A block of data:
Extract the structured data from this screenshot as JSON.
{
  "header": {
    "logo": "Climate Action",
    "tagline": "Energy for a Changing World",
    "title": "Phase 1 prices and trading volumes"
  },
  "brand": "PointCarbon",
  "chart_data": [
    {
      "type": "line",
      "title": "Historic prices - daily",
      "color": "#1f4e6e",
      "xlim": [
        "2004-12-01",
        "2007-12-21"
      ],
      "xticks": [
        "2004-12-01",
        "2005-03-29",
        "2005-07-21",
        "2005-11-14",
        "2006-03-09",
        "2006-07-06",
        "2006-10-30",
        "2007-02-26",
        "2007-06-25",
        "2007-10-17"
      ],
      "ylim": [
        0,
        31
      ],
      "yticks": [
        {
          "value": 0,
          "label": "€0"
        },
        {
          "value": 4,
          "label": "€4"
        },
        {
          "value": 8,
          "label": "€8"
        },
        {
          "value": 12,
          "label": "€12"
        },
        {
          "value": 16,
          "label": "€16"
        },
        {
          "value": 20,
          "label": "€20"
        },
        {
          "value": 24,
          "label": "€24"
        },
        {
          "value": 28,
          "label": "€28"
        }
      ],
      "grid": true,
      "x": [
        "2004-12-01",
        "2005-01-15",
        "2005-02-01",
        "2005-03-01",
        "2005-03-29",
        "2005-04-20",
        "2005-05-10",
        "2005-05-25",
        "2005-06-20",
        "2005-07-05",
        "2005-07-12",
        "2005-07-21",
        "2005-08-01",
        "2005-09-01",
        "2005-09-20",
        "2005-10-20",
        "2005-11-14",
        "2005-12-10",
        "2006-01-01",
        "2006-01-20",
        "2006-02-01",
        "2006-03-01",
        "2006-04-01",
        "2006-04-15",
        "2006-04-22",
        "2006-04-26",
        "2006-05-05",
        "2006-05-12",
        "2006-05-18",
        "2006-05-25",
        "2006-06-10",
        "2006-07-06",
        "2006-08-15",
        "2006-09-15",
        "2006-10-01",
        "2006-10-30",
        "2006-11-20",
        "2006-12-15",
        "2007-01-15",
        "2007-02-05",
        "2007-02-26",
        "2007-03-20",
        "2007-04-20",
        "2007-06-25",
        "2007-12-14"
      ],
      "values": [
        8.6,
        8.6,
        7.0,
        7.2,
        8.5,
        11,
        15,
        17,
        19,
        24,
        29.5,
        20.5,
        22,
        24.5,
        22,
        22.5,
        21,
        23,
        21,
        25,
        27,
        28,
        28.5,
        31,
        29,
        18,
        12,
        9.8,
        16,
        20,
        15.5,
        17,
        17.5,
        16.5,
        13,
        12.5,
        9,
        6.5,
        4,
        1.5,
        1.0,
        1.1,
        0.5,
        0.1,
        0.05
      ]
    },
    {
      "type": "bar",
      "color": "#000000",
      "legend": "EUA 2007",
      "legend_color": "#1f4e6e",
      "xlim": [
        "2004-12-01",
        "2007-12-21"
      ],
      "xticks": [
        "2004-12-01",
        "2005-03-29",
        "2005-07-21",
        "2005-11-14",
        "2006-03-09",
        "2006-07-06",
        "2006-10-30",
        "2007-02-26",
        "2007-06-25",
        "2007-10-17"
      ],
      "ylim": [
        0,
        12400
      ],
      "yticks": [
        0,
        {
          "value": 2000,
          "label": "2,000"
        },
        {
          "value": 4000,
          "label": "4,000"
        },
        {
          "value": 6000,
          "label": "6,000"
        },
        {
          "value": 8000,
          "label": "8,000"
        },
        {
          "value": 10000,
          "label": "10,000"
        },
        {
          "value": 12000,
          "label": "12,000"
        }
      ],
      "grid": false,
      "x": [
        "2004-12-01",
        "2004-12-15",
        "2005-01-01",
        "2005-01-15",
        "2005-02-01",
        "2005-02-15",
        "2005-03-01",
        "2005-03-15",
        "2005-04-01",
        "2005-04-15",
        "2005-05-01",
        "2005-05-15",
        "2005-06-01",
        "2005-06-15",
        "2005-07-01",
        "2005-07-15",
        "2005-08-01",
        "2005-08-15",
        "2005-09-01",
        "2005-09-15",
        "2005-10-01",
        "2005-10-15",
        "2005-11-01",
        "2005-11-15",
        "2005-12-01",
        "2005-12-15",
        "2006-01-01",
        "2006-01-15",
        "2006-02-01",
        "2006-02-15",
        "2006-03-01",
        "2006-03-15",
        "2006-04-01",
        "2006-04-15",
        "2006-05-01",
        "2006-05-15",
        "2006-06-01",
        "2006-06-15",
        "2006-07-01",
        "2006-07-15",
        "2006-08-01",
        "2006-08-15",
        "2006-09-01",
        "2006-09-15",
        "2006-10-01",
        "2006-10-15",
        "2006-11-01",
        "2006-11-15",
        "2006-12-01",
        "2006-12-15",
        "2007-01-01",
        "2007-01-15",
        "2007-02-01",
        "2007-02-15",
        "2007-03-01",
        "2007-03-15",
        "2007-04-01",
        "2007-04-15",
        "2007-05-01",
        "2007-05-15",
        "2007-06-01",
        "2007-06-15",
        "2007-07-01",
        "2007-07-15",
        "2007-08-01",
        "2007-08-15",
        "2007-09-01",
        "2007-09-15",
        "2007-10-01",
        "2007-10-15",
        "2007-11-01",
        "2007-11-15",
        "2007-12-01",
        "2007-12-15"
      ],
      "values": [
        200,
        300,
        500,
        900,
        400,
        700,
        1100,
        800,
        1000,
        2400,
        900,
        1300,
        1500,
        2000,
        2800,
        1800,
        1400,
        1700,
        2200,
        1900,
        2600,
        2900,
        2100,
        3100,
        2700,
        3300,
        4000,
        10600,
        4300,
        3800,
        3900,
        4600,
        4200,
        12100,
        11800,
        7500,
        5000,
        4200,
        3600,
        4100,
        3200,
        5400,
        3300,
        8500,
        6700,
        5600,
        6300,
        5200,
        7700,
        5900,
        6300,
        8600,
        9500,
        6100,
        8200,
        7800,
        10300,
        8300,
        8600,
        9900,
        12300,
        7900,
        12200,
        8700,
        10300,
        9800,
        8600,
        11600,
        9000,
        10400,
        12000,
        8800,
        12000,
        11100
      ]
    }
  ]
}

| Task |
Give back the data above exactly as it appears.

| Exercise result |
Extract the structured data from this screenshot as JSON.
{
  "header": {
    "logo": "Climate Action",
    "tagline": "Energy for a Changing World",
    "title": "Phase 1 prices and trading volumes"
  },
  "brand": "PointCarbon",
  "chart_data": [
    {
      "type": "line",
      "title": "Historic prices - daily",
      "color": "#1f4e6e",
      "xlim": [
        "2004-12-01",
        "2007-12-21"
      ],
      "xticks": [
        "2004-12-01",
        "2005-03-29",
        "2005-07-21",
        "2005-11-14",
        "2006-03-09",
        "2006-07-06",
        "2006-10-30",
        "2007-02-26",
        "2007-06-25",
        "2007-10-17"
      ],
      "ylim": [
        0,
        31
      ],
      "yticks": [
        {
          "value": 0,
          "label": "€0"
        },
        {
          "value": 4,
          "label": "€4"
        },
        {
          "value": 8,
          "label": "€8"
        },
        {
          "value": 12,
          "label": "€12"
        },
        {
          "value": 16,
          "label": "€16"
        },
        {
          "value": 20,
          "label": "€20"
        },
        {
          "value": 24,
          "label": "€24"
        },
        {
          "value": 28,
          "label": "€28"
        }
      ],
      "grid": true,
      "x": [
        "2004-12-01",
        "2005-01-15",
        "2005-02-01",
        "2005-03-01",
        "2005-03-29",
        "2005-04-20",
        "2005-05-10",
        "2005-05-25",
        "2005-06-20",
        "2005-07-05",
        "2005-07-12",
        "2005-07-21",
        "2005-08-01",
        "2005-09-01",
        "2005-09-20",
        "2005-10-20",
        "2005-11-14",
        "2005-12-10",
        "2006-01-01",
        "2006-01-20",
        "2006-02-01",
        "2006-03-01",
        "2006-04-01",
        "2006-04-15",
        "2006-04-22",
        "2006-04-26",
        "2006-05-05",
        "2006-05-12",
        "2006-05-18",
        "2006-05-25",
        "2006-06-10",
        "2006-07-06",
        "2006-08-15",
        "2006-09-15",
        "2006-10-01",
        "2006-10-30",
        "2006-11-20",
        "2006-12-15",
        "2007-01-15",
        "2007-02-05",
        "2007-02-26",
        "2007-03-20",
        "2007-04-20",
        "2007-06-25",
        "2007-12-14"
      ],
      "values": [
        8.6,
        8.6,
        7.0,
        7.2,
        8.5,
        11,
        15,
        17,
        19,
        24,
        29.5,
        20.5,
        22,
        24.5,
        22,
        22.5,
        21,
        23,
        21,
        25,
        27,
        28,
        28.5,
        31,
        29,
        18,
        12,
        9.8,
        16,
        20,
        15.5,
        17,
        17.5,
        16.5,
        13,
        12.5,
        9,
        6.5,
        4,
        1.5,
        1.0,
        1.1,
        0.5,
        0.1,
        0.05
      ]
    },
    {
      "type": "bar",
      "color": "#000000",
      "legend": "EUA 2007",
      "legend_color": "#1f4e6e",
      "xlim": [
        "2004-12-01",
        "2007-12-21"
      ],
      "xticks": [
        "2004-12-01",
        "2005-03-29",
        "2005-07-21",
        "2005-11-14",
        "2006-03-09",
        "2006-07-06",
        "2006-10-30",
        "2007-02-26",
        "2007-06-25",
        "2007-10-17"
      ],
      "ylim": [
        0,
        12400
      ],
      "yticks": [
        0,
        {
          "value": 2000,
          "label": "2,000"
        },
        {
          "value": 4000,
          "label": "4,000"
        },
        {
          "value": 6000,
          "label": "6,000"
        },
        {
          "value": 8000,
          "label": "8,000"
        },
        {
          "value": 10000,
          "label": "10,000"
        },
        {
          "value": 12000,
          "label": "12,000"
        }
      ],
      "grid": false,
      "x": [
        "2004-12-01",
        "2004-12-15",
        "2005-01-01",
        "2005-01-15",
        "2005-02-01",
        "2005-02-15",
        "2005-03-01",
        "2005-03-15",
        "2005-04-01",
        "2005-04-15",
        "2005-05-01",
        "2005-05-15",
        "2005-06-01",
        "2005-06-15",
        "2005-07-01",
        "2005-07-15",
        "2005-08-01",
        "2005-08-15",
        "2005-09-01",
        "2005-09-15",
        "2005-10-01",
        "2005-10-15",
        "2005-11-01",
        "2005-11-15",
        "2005-12-01",
        "2005-12-15",
        "2006-01-01",
        "2006-01-15",
        "2006-02-01",
        "2006-02-15",
        "2006-03-01",
        "2006-03-15",
        "2006-04-01",
        "2006-04-15",
        "2006-05-01",
        "2006-05-15",
        "2006-06-01",
        "2006-06-15",
        "2006-07-01",
        "2006-07-15",
        "2006-08-01",
        "2006-08-15",
        "2006-09-01",
        "2006-09-15",
        "2006-10-01",
        "2006-10-15",
        "2006-11-01",
        "2006-11-15",
        "2006-12-01",
        "2006-12-15",
        "2007-01-01",
        "2007-01-15",
        "2007-02-01",
        "2007-02-15",
        "2007-03-01",
        "2007-03-15",
        "2007-04-01",
        "2007-04-15",
        "2007-05-01",
        "2007-05-15",
        "2007-06-01",
        "2007-06-15",
        "2007-07-01",
        "2007-07-15",
        "2007-08-01",
        "2007-08-15",
        "2007-09-01",
        "2007-09-15",
        "2007-10-01",
        "2007-10-15",
        "2007-11-01",
        "2007-11-15",
        "2007-12-01",
        "2007-12-15"
      ],
      "values": [
        200,
        300,
        500,
        900,
        400,
        700,
        1100,
        800,
        1000,
        2400,
        900,
        1300,
        1500,
        2000,
        2800,
        1800,
        1400,
        1700,
        2200,
        1900,
        2600,
        2900,
        2100,
        3100,
        2700,
        3300,
        4000,
        10600,
        4300,
        3800,
        3900,
        4600,
        4200,
        12100,
        11800,
        7500,
        5000,
        4200,
        3600,
        4100,
        3200,
        5400,
        3300,
        8500,
        6700,
        5600,
        6300,
        5200,
        7700,
        5900,
        6300,
        8600,
        9500,
        6100,
        8200,
        7800,
        10300,
        8300,
        8600,
        9900,
        12300,
        7900,
        12200,
        8700,
        10300,
        9800,
        8600,
        11600,
        9000,
        10400,
        12000,
        8800,
        12000,
        11100
      ]
    }
  ]
}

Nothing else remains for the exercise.